>>>

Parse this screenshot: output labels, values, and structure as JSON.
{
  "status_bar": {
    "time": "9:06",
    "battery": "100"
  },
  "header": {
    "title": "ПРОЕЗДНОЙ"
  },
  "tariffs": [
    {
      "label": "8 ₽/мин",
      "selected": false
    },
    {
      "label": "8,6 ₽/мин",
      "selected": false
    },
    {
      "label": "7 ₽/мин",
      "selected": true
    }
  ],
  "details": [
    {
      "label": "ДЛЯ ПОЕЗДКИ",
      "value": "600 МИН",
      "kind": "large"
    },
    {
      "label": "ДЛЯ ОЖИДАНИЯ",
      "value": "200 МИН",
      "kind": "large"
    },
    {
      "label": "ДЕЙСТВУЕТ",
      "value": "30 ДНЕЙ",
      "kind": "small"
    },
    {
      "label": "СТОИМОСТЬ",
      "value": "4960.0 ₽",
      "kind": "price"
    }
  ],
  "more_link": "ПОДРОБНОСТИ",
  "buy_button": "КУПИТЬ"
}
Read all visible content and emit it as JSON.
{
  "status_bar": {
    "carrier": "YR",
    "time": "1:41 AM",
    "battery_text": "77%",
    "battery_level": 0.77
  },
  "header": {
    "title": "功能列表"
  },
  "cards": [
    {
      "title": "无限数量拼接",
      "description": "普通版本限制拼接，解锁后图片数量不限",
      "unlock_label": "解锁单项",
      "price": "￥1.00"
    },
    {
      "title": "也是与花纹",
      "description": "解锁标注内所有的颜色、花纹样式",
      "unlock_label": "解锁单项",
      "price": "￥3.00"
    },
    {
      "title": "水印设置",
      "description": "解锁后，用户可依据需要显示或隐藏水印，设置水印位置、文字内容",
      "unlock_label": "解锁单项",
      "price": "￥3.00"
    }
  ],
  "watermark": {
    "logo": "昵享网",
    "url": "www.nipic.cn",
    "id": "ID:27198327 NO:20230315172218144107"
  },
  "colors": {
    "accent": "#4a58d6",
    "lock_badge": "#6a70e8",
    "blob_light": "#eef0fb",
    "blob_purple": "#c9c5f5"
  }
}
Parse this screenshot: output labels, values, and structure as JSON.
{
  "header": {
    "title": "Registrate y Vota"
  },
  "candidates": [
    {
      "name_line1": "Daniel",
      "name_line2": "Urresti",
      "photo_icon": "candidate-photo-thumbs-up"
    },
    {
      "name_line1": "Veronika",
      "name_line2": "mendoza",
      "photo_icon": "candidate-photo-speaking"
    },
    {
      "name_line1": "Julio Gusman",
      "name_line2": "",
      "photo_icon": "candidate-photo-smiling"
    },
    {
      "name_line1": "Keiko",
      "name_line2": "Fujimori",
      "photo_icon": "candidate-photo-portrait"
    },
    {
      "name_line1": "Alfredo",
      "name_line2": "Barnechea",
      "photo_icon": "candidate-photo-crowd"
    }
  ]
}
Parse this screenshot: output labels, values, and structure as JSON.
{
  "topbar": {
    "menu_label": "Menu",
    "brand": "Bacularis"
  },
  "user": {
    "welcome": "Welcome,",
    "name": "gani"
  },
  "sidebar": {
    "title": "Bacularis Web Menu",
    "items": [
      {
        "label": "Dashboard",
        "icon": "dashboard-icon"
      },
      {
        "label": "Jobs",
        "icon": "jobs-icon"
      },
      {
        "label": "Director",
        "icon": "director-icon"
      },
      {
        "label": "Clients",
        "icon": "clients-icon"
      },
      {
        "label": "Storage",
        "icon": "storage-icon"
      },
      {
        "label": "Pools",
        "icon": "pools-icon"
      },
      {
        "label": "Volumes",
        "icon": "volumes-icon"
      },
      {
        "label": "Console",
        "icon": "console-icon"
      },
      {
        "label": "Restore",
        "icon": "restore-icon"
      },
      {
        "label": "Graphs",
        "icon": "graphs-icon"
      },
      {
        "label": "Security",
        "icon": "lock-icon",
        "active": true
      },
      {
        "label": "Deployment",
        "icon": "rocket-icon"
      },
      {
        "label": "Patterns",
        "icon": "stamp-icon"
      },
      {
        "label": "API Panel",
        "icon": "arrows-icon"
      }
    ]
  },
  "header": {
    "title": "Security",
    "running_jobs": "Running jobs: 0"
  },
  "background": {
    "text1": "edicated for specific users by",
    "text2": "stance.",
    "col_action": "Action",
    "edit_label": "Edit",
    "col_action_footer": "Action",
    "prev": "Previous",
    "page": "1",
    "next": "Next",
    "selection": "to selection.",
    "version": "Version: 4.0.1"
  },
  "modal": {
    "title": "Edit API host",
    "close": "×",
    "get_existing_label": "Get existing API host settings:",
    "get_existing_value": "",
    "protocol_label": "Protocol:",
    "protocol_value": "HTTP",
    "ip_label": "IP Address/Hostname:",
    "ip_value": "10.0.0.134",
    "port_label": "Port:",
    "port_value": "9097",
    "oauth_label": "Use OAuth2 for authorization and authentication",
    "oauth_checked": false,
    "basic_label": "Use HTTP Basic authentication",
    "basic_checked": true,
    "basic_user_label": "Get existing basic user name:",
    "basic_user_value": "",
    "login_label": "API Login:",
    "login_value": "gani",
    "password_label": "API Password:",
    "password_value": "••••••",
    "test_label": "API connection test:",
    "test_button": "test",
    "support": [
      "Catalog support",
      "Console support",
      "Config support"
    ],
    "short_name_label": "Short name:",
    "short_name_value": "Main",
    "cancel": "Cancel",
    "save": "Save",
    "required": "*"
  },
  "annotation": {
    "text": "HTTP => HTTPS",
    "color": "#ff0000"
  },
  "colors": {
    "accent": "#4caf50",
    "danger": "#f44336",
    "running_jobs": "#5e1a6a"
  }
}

<<<

BRIEF:
Check each line of the data above for the string "photo", then report how many lines have it, with no other words.

ANSWER IN FULL:
5